### [Actions to take]
**1.** Decide whether each statement agrees with the debugging post: (a) the writer recommends keeping the temperature the same, (b) the writer says no Python version is available to compare against, and (c) the writer suggests changing the random seed between runs. Answer each with yes or no and quote the deciding words from the post.
**2.** According to the debugging post, what is available to compare against?
**3.** Continue the debugging post from its last line.

### [Quoted passage]

——————

I added the text-only model, but it's also generating strange output:
<unused62><unused62><unused62><unused62><unused62><unused62><unused62><unused62><unused62><unused62><unused62><unused62><unused62><unused62><unused62><unused62><unused62><unused62><unused62><unused62><unused62><unused62><unused62><unused62><unused62><unused62><unused62><unused62><unused62><unused62><unused62><unused62><unused62><unused62><unused62><unused62><unused62><unused62><unused62><unused62><unused62><unused62><unused62><unused62><unused62><unused62><unused62><unused62><unused62><unused62><unused62><unused62><unused62><unused62><unused62><unused62><unused62><unused62><unused62><unused62><unused62><unused62><unused62><unused62><unused62><unused62><unused62><unused62><unused62><unused62><unused62><unused62><unused62><unused62><unused62><unused62><unused62><unused62><unused62><unused62><unused62><unused62><unused62><unused62><unused62><unused62><unused62><unused62><unused62><unused62><unused62><unused62><unused62><unused62><unused62><unused62><unused62><unused62><unused62><unused62><unused62><unused62><unused62><unused62><unused62><unused62><unused62><unused62><unused62><unused62><unused62><unused62><unused62>
My thoughts on debugging (I have run into similar things with a few models I have ported):
-
we have a working python version, we can compare to that
- fix the inputs: random seed, same temperature, etc.

——————

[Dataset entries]
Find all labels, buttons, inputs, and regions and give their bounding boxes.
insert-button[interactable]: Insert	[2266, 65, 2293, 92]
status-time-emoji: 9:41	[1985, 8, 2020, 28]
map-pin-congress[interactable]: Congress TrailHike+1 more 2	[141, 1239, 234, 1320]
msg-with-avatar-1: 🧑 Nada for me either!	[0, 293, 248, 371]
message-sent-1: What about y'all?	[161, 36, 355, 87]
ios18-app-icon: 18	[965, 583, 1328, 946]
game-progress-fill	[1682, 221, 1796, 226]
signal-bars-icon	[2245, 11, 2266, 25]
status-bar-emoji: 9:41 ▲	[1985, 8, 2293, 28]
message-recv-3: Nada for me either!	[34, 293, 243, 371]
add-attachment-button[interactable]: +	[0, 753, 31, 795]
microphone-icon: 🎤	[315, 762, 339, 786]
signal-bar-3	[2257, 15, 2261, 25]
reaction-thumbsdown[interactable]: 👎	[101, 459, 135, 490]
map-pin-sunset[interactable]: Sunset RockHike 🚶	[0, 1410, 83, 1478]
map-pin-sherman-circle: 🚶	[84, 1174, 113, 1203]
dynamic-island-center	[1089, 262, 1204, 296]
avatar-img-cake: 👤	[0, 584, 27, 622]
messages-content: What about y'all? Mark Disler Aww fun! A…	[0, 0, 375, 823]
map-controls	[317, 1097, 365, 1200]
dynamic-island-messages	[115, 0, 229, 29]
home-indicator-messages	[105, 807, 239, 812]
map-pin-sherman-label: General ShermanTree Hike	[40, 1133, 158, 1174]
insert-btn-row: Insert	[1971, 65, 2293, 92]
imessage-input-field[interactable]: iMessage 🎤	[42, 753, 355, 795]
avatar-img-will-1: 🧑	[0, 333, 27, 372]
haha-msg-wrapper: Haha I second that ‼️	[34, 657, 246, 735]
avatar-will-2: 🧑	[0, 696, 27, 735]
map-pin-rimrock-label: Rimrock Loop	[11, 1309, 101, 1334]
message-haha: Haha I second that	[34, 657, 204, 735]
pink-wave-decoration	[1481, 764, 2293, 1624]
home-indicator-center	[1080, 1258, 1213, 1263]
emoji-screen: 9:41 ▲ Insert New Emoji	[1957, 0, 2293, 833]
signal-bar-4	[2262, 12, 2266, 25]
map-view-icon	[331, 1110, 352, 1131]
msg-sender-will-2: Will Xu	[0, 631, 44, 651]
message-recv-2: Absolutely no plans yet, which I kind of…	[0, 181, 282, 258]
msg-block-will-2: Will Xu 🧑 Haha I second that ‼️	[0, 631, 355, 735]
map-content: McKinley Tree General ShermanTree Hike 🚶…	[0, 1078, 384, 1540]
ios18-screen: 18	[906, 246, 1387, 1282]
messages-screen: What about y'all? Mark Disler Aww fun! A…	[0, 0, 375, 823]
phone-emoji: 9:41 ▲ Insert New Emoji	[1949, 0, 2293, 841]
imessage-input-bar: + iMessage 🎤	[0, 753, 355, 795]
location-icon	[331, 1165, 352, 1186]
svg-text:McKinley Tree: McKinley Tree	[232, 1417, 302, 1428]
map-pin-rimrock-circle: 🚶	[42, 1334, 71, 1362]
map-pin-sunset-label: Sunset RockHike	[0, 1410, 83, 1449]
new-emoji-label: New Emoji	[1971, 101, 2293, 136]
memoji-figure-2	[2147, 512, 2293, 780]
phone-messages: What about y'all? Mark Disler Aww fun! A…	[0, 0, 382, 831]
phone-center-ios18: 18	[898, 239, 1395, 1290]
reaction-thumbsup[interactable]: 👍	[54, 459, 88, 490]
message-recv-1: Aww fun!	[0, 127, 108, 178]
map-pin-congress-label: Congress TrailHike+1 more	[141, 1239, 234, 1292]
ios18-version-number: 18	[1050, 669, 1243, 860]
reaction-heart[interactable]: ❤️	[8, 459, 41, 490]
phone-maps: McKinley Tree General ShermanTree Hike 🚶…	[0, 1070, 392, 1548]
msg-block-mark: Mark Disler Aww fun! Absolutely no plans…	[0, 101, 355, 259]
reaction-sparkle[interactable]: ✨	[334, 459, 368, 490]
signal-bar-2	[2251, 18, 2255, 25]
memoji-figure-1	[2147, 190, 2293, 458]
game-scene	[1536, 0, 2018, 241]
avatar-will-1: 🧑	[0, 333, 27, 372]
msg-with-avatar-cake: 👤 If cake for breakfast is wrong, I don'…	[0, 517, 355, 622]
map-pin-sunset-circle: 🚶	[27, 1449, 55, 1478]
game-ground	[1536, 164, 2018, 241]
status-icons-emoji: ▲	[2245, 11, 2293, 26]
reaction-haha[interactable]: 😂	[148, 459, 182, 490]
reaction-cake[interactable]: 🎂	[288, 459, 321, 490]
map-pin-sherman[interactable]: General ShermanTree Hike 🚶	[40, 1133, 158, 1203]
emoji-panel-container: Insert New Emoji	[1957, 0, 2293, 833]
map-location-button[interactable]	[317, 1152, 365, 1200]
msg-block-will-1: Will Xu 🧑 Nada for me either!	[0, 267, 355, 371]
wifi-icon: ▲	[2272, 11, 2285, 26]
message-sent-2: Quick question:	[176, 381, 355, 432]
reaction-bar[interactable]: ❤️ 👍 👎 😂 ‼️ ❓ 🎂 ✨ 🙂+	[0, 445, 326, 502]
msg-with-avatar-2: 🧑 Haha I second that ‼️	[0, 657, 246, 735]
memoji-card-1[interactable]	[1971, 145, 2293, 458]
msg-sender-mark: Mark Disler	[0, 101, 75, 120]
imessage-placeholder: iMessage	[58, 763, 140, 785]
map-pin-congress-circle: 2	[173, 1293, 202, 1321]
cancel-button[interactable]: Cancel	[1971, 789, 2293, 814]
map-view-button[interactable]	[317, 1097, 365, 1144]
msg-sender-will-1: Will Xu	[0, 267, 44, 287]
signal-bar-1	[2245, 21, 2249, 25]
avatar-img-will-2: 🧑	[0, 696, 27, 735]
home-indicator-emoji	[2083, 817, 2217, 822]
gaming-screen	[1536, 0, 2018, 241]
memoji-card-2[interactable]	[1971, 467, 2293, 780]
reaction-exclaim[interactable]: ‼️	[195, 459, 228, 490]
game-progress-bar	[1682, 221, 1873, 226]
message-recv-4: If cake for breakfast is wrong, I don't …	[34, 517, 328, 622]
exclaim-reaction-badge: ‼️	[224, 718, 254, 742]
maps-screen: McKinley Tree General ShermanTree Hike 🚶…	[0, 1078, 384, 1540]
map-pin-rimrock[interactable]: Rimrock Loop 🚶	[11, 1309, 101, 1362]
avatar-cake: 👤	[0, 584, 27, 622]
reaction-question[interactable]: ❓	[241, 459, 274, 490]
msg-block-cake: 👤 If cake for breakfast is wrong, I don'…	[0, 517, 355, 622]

——————

### [Answers by task]
**1.**
(a) Yes: "same temperature"
(b) No: "we have a working python version, we can compare to that"
(c) No: "fix the inputs: random seed"

**2.** A working Python version.

**3.**
- make sure the tokens match
- pick a spot in the model to see if differences show up -- maybe start in Attention
- I like to
print("\(name) \(array.shape) \(array.sum().item(Float.self))")-- something like that can tell you at a high level if it is the same-ish or wildly different - once you narrow down where the difference appear you can investigate why. for me it was often typos in the port, wrong shapes (broadcast is nice but it doesn't let you know where it is all borked up)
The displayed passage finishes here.